* [TASK PROMPT]:
Reproduce all the entries exactly and keep the pictures out.

* [PROVIDED DATA]:
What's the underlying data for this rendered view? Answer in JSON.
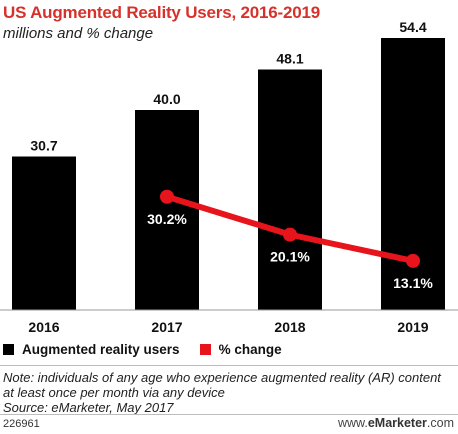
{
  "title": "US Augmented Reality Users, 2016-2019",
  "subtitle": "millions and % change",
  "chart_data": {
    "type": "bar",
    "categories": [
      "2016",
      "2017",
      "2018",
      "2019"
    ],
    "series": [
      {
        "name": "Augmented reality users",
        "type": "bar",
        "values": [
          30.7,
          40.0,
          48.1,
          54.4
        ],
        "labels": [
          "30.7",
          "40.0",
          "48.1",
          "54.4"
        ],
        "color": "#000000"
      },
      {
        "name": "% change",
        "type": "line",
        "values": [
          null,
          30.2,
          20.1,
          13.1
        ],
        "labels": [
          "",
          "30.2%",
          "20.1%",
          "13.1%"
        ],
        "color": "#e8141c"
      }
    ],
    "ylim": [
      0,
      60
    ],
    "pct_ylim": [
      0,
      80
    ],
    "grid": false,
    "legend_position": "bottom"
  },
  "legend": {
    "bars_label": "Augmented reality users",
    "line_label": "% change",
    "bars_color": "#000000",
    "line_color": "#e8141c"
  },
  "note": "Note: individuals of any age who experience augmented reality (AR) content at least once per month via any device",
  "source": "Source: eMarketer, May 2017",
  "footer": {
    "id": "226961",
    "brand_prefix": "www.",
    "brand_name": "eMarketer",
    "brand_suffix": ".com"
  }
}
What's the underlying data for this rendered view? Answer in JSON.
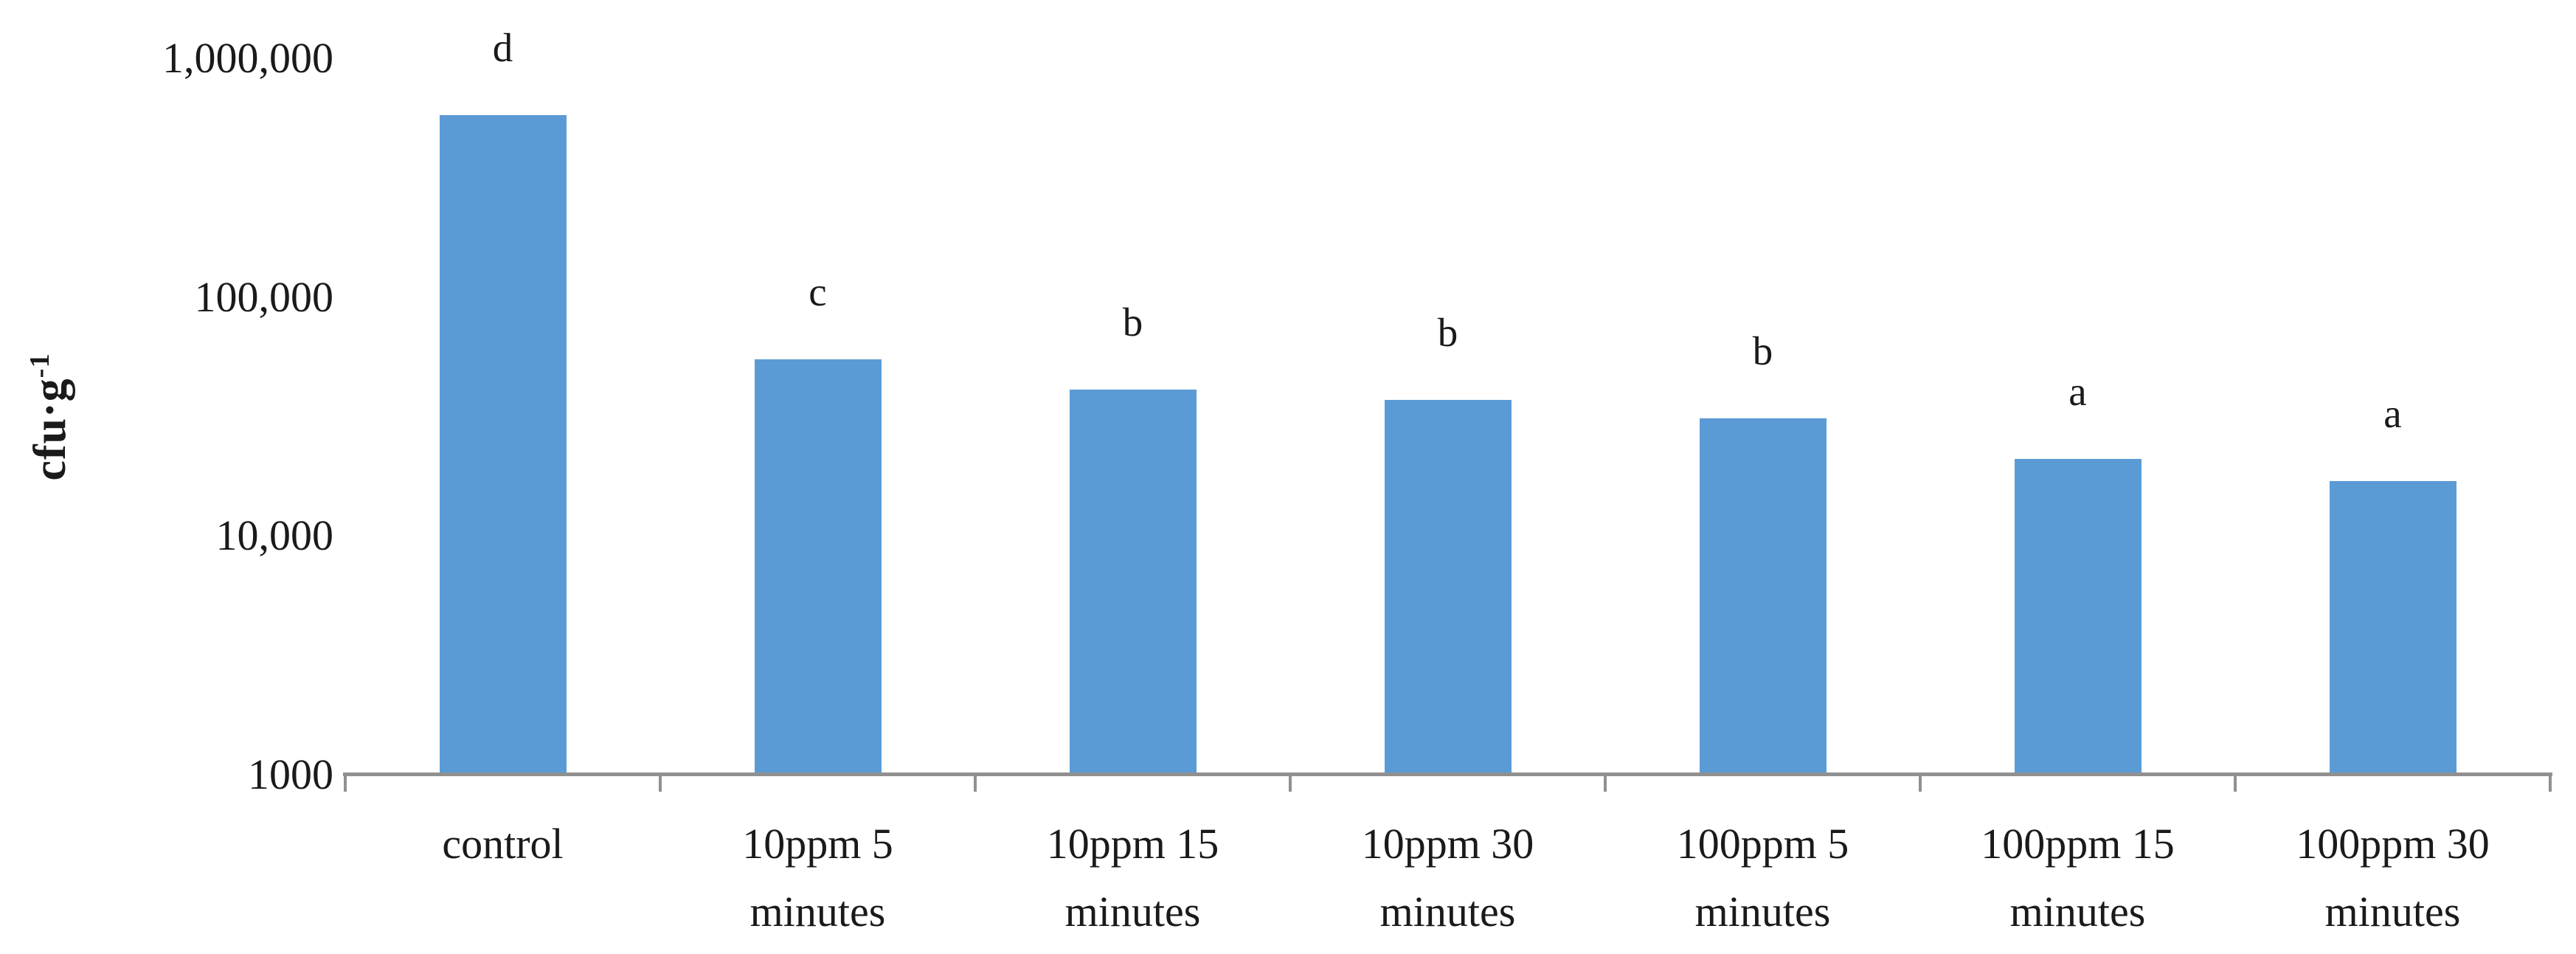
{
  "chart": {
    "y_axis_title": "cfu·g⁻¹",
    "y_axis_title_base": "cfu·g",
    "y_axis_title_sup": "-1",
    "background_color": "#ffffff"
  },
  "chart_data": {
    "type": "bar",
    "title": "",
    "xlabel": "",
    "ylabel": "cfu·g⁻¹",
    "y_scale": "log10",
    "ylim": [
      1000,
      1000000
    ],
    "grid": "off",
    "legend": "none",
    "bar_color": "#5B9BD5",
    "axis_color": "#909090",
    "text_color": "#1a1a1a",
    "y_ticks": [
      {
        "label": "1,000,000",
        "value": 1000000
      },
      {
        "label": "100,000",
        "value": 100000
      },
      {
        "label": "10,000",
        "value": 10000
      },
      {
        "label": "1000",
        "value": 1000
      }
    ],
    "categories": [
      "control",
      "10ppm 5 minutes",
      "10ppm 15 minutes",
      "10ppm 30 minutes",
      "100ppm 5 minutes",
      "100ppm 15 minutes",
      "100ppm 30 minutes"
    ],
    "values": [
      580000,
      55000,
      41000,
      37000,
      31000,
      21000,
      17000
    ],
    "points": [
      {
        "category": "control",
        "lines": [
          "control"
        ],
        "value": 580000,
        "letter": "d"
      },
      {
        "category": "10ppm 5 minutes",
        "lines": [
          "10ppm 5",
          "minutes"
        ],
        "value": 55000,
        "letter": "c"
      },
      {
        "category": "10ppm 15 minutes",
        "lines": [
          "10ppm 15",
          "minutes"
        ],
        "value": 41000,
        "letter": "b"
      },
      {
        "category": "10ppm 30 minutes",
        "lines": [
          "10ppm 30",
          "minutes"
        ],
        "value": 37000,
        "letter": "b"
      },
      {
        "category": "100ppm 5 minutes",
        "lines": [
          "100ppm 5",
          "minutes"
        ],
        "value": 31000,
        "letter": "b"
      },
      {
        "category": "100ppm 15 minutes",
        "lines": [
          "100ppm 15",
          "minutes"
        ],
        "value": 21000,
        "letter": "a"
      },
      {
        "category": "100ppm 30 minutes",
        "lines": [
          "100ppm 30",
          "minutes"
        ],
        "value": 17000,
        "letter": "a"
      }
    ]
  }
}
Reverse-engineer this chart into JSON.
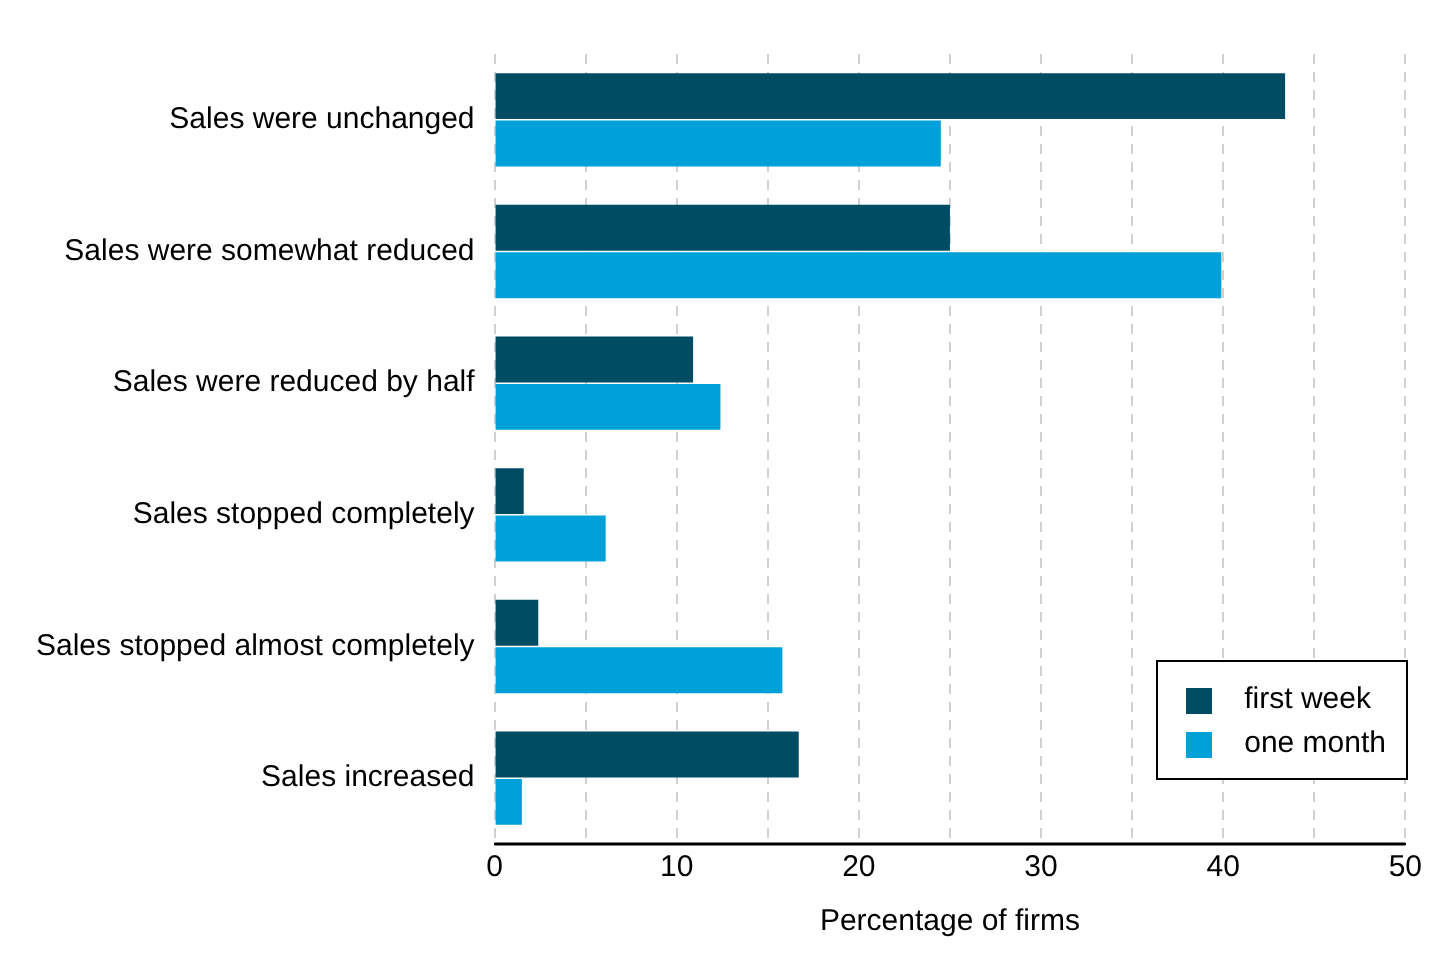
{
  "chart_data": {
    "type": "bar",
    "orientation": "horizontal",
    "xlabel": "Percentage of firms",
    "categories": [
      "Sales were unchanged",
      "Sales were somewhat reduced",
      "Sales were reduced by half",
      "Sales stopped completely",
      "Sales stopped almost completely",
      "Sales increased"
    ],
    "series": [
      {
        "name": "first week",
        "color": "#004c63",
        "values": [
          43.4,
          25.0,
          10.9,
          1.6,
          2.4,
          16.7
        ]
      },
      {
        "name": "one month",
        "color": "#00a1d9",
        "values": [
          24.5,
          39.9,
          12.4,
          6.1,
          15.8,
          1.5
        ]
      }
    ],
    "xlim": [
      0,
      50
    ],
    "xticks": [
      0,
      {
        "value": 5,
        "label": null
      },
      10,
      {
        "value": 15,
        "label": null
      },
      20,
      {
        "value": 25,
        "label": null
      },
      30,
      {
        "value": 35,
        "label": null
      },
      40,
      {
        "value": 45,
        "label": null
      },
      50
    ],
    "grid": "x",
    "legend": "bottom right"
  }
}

* [REPLY]:
What's the underlying data for this rendered view? Answer in JSON.
{
  "title": "US Augmented Reality Users, 2016-2019",
  "subtitle": "millions and % change",
  "chart_data": {
    "type": "bar",
    "categories": [
      "2016",
      "2017",
      "2018",
      "2019"
    ],
    "series": [
      {
        "name": "Augmented reality users",
        "type": "bar",
        "values": [
          30.7,
          40.0,
          48.1,
          54.4
        ],
        "labels": [
          "30.7",
          "40.0",
          "48.1",
          "54.4"
        ],
        "color": "#000000"
      },
      {
        "name": "% change",
        "type": "line",
        "values": [
          null,
          30.2,
          20.1,
          13.1
        ],
        "labels": [
          "",
          "30.2%",
          "20.1%",
          "13.1%"
        ],
        "color": "#e8141c"
      }
    ],
    "ylim": [
      0,
      60
    ],
    "pct_ylim": [
      0,
      80
    ],
    "grid": false,
    "legend_position": "bottom"
  },
  "legend": {
    "bars_label": "Augmented reality users",
    "line_label": "% change",
    "bars_color": "#000000",
    "line_color": "#e8141c"
  },
  "note": "Note: individuals of any age who experience augmented reality (AR) content at least once per month via any device",
  "source": "Source: eMarketer, May 2017",
  "footer": {
    "id": "226961",
    "brand_prefix": "www.",
    "brand_name": "eMarketer",
    "brand_suffix": ".com"
  }
}
What's the underlying data for this rendered view? Answer in JSON.
{
  "chart": {
    "y_axis_title": "cfu·g⁻¹",
    "y_axis_title_base": "cfu·g",
    "y_axis_title_sup": "-1",
    "background_color": "#ffffff"
  },
  "chart_data": {
    "type": "bar",
    "title": "",
    "xlabel": "",
    "ylabel": "cfu·g⁻¹",
    "y_scale": "log10",
    "ylim": [
      1000,
      1000000
    ],
    "grid": "off",
    "legend": "none",
    "bar_color": "#5B9BD5",
    "axis_color": "#909090",
    "text_color": "#1a1a1a",
    "y_ticks": [
      {
        "label": "1,000,000",
        "value": 1000000
      },
      {
        "label": "100,000",
        "value": 100000
      },
      {
        "label": "10,000",
        "value": 10000
      },
      {
        "label": "1000",
        "value": 1000
      }
    ],
    "categories": [
      "control",
      "10ppm 5 minutes",
      "10ppm 15 minutes",
      "10ppm 30 minutes",
      "100ppm 5 minutes",
      "100ppm 15 minutes",
      "100ppm 30 minutes"
    ],
    "values": [
      580000,
      55000,
      41000,
      37000,
      31000,
      21000,
      17000
    ],
    "points": [
      {
        "category": "control",
        "lines": [
          "control"
        ],
        "value": 580000,
        "letter": "d"
      },
      {
        "category": "10ppm 5 minutes",
        "lines": [
          "10ppm 5",
          "minutes"
        ],
        "value": 55000,
        "letter": "c"
      },
      {
        "category": "10ppm 15 minutes",
        "lines": [
          "10ppm 15",
          "minutes"
        ],
        "value": 41000,
        "letter": "b"
      },
      {
        "category": "10ppm 30 minutes",
        "lines": [
          "10ppm 30",
          "minutes"
        ],
        "value": 37000,
        "letter": "b"
      },
      {
        "category": "100ppm 5 minutes",
        "lines": [
          "100ppm 5",
          "minutes"
        ],
        "value": 31000,
        "letter": "b"
      },
      {
        "category": "100ppm 15 minutes",
        "lines": [
          "100ppm 15",
          "minutes"
        ],
        "value": 21000,
        "letter": "a"
      },
      {
        "category": "100ppm 30 minutes",
        "lines": [
          "100ppm 30",
          "minutes"
        ],
        "value": 17000,
        "letter": "a"
      }
    ]
  }
}
Reverse-engineer this chart into JSON.
{
  "chart_data": {
    "type": "bar",
    "orientation": "horizontal",
    "xlabel": "Percentage of firms",
    "categories": [
      "Sales were unchanged",
      "Sales were somewhat reduced",
      "Sales were reduced by half",
      "Sales stopped completely",
      "Sales stopped almost completely",
      "Sales increased"
    ],
    "series": [
      {
        "name": "first week",
        "color": "#004c63",
        "values": [
          43.4,
          25.0,
          10.9,
          1.6,
          2.4,
          16.7
        ]
      },
      {
        "name": "one month",
        "color": "#00a1d9",
        "values": [
          24.5,
          39.9,
          12.4,
          6.1,
          15.8,
          1.5
        ]
      }
    ],
    "xlim": [
      0,
      50
    ],
    "xticks": [
      0,
      {
        "value": 5,
        "label": null
      },
      10,
      {
        "value": 15,
        "label": null
      },
      20,
      {
        "value": 25,
        "label": null
      },
      30,
      {
        "value": 35,
        "label": null
      },
      40,
      {
        "value": 45,
        "label": null
      },
      50
    ],
    "grid": "x",
    "legend": "bottom right"
  }
}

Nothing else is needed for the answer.